- _The task_: In your copy, include every line of the listing below exactly but none of the pictures.

- _Data supplied_:
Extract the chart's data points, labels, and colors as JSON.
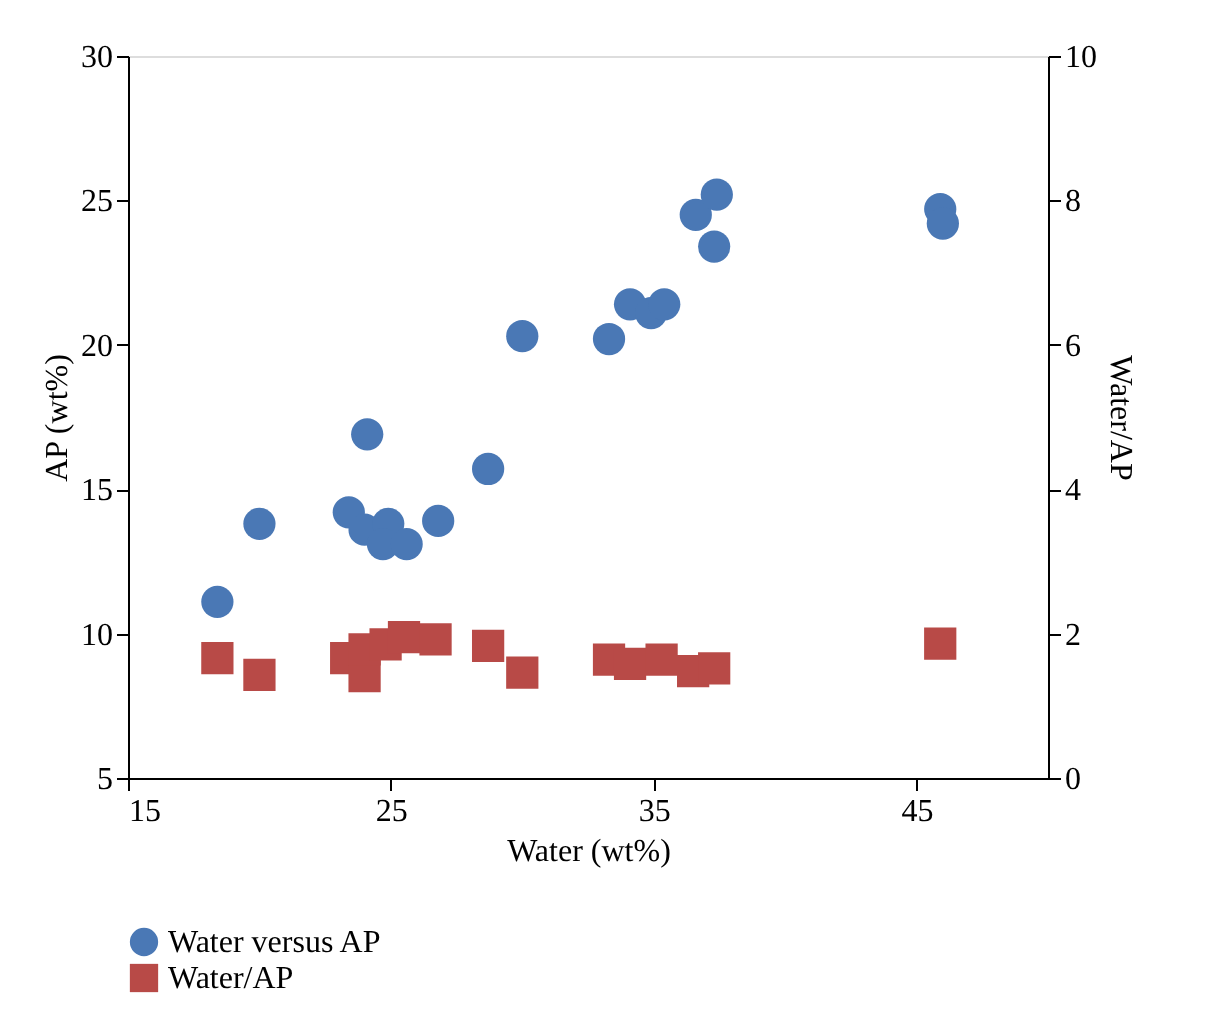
{
  "chart_data": {
    "type": "scatter",
    "xlabel": "Water (wt%)",
    "ylabel": "AP (wt%)",
    "y2label": "Water/AP",
    "xlim": [
      15,
      50
    ],
    "xticks": [
      15,
      25,
      35,
      45
    ],
    "ylim": [
      5,
      30
    ],
    "yticks": [
      5,
      10,
      15,
      20,
      25,
      30
    ],
    "y2lim": [
      0,
      10
    ],
    "y2ticks": [
      0,
      2,
      4,
      6,
      8,
      10
    ],
    "grid": false,
    "legend": "bottom",
    "series": [
      {
        "name": "Water versus AP",
        "color": "#4a78b5",
        "marker": "circle",
        "x": [
          18.4,
          20.0,
          23.4,
          24.1,
          24.0,
          24.9,
          24.7,
          25.6,
          26.8,
          28.7,
          30.0,
          33.3,
          34.1,
          34.9,
          35.4,
          36.6,
          37.4,
          37.3,
          45.9,
          46.0
        ],
        "values": [
          11.1,
          13.8,
          14.2,
          16.9,
          13.6,
          13.8,
          13.1,
          13.1,
          13.9,
          15.7,
          20.3,
          20.2,
          21.4,
          21.1,
          21.4,
          24.5,
          25.2,
          23.4,
          24.7,
          24.2
        ]
      },
      {
        "name": "Water/AP",
        "color": "#b84a47",
        "marker": "square",
        "axis": "y2",
        "x": [
          18.4,
          20.0,
          23.3,
          24.0,
          24.0,
          24.8,
          25.5,
          26.7,
          28.7,
          30.0,
          33.3,
          34.1,
          35.3,
          36.5,
          37.3,
          45.9
        ],
        "values": [
          1.66,
          1.43,
          1.66,
          1.41,
          1.78,
          1.85,
          1.95,
          1.92,
          1.83,
          1.46,
          1.64,
          1.58,
          1.64,
          1.48,
          1.52,
          1.86
        ]
      }
    ]
  }
}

- _Answer in full_:
Extract the chart's data points, labels, and colors as JSON.
{
  "chart_data": {
    "type": "scatter",
    "xlabel": "Water (wt%)",
    "ylabel": "AP (wt%)",
    "y2label": "Water/AP",
    "xlim": [
      15,
      50
    ],
    "xticks": [
      15,
      25,
      35,
      45
    ],
    "ylim": [
      5,
      30
    ],
    "yticks": [
      5,
      10,
      15,
      20,
      25,
      30
    ],
    "y2lim": [
      0,
      10
    ],
    "y2ticks": [
      0,
      2,
      4,
      6,
      8,
      10
    ],
    "grid": false,
    "legend": "bottom",
    "series": [
      {
        "name": "Water versus AP",
        "color": "#4a78b5",
        "marker": "circle",
        "x": [
          18.4,
          20.0,
          23.4,
          24.1,
          24.0,
          24.9,
          24.7,
          25.6,
          26.8,
          28.7,
          30.0,
          33.3,
          34.1,
          34.9,
          35.4,
          36.6,
          37.4,
          37.3,
          45.9,
          46.0
        ],
        "values": [
          11.1,
          13.8,
          14.2,
          16.9,
          13.6,
          13.8,
          13.1,
          13.1,
          13.9,
          15.7,
          20.3,
          20.2,
          21.4,
          21.1,
          21.4,
          24.5,
          25.2,
          23.4,
          24.7,
          24.2
        ]
      },
      {
        "name": "Water/AP",
        "color": "#b84a47",
        "marker": "square",
        "axis": "y2",
        "x": [
          18.4,
          20.0,
          23.3,
          24.0,
          24.0,
          24.8,
          25.5,
          26.7,
          28.7,
          30.0,
          33.3,
          34.1,
          35.3,
          36.5,
          37.3,
          45.9
        ],
        "values": [
          1.66,
          1.43,
          1.66,
          1.41,
          1.78,
          1.85,
          1.95,
          1.92,
          1.83,
          1.46,
          1.64,
          1.58,
          1.64,
          1.48,
          1.52,
          1.86
        ]
      }
    ]
  }
}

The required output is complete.